_TASK STATEMENT_.
Here are some entries; quote each one exactly.

(Dataset items)
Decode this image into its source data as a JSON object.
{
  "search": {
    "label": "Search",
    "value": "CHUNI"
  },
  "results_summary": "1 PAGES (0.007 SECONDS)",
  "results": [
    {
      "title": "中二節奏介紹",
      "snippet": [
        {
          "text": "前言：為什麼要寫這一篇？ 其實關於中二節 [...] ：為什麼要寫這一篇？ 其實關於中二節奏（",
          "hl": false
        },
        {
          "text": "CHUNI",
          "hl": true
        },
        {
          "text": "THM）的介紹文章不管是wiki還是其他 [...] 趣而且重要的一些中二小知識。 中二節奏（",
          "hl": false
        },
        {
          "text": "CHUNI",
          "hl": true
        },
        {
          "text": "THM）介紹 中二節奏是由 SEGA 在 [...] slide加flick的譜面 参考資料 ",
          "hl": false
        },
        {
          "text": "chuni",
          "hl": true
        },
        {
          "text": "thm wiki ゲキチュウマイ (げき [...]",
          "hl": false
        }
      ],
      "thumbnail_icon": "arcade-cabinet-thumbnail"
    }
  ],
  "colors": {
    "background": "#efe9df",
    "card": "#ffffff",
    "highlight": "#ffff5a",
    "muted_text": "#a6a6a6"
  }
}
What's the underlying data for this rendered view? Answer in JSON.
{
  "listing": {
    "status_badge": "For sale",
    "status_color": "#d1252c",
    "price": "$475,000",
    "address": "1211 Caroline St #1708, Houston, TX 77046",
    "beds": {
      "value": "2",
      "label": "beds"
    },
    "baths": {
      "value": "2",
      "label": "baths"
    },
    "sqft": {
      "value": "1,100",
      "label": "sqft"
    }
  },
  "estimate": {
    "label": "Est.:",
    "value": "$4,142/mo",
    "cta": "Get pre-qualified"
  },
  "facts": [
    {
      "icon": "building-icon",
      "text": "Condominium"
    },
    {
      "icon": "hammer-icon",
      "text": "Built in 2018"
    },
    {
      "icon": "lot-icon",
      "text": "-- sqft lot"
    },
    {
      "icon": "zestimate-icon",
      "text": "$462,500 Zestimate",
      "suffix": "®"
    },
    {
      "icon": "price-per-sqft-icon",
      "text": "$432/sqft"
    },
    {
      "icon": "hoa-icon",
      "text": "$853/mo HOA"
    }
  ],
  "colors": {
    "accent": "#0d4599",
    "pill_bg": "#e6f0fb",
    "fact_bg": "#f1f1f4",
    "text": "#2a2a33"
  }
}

_WRITTEN ANSWER_.
Decode this image into its source data as a JSON object.
{
  "search": {
    "label": "Search",
    "value": "CHUNI"
  },
  "results_summary": "1 PAGES (0.007 SECONDS)",
  "results": [
    {
      "title": "中二節奏介紹",
      "snippet": [
        {
          "text": "前言：為什麼要寫這一篇？ 其實關於中二節 [...] ：為什麼要寫這一篇？ 其實關於中二節奏（",
          "hl": false
        },
        {
          "text": "CHUNI",
          "hl": true
        },
        {
          "text": "THM）的介紹文章不管是wiki還是其他 [...] 趣而且重要的一些中二小知識。 中二節奏（",
          "hl": false
        },
        {
          "text": "CHUNI",
          "hl": true
        },
        {
          "text": "THM）介紹 中二節奏是由 SEGA 在 [...] slide加flick的譜面 参考資料 ",
          "hl": false
        },
        {
          "text": "chuni",
          "hl": true
        },
        {
          "text": "thm wiki ゲキチュウマイ (げき [...]",
          "hl": false
        }
      ],
      "thumbnail_icon": "arcade-cabinet-thumbnail"
    }
  ],
  "colors": {
    "background": "#efe9df",
    "card": "#ffffff",
    "highlight": "#ffff5a",
    "muted_text": "#a6a6a6"
  }
}
What's the underlying data for this rendered view? Answer in JSON.
{
  "listing": {
    "status_badge": "For sale",
    "status_color": "#d1252c",
    "price": "$475,000",
    "address": "1211 Caroline St #1708, Houston, TX 77046",
    "beds": {
      "value": "2",
      "label": "beds"
    },
    "baths": {
      "value": "2",
      "label": "baths"
    },
    "sqft": {
      "value": "1,100",
      "label": "sqft"
    }
  },
  "estimate": {
    "label": "Est.:",
    "value": "$4,142/mo",
    "cta": "Get pre-qualified"
  },
  "facts": [
    {
      "icon": "building-icon",
      "text": "Condominium"
    },
    {
      "icon": "hammer-icon",
      "text": "Built in 2018"
    },
    {
      "icon": "lot-icon",
      "text": "-- sqft lot"
    },
    {
      "icon": "zestimate-icon",
      "text": "$462,500 Zestimate",
      "suffix": "®"
    },
    {
      "icon": "price-per-sqft-icon",
      "text": "$432/sqft"
    },
    {
      "icon": "hoa-icon",
      "text": "$853/mo HOA"
    }
  ],
  "colors": {
    "accent": "#0d4599",
    "pill_bg": "#e6f0fb",
    "fact_bg": "#f1f1f4",
    "text": "#2a2a33"
  }
}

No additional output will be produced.